>> start

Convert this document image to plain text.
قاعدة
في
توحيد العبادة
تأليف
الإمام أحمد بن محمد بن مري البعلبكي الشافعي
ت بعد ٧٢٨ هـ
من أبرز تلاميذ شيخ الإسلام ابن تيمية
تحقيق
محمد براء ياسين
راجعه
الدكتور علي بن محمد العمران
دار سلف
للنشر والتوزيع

>> end

In the records, locate each line holding the string "محمد" and copy it.

== Written response ==
الإمام أحمد بن محمد بن مري البعلبكي الشافعي
محمد براء ياسين
الدكتور علي بن محمد العمران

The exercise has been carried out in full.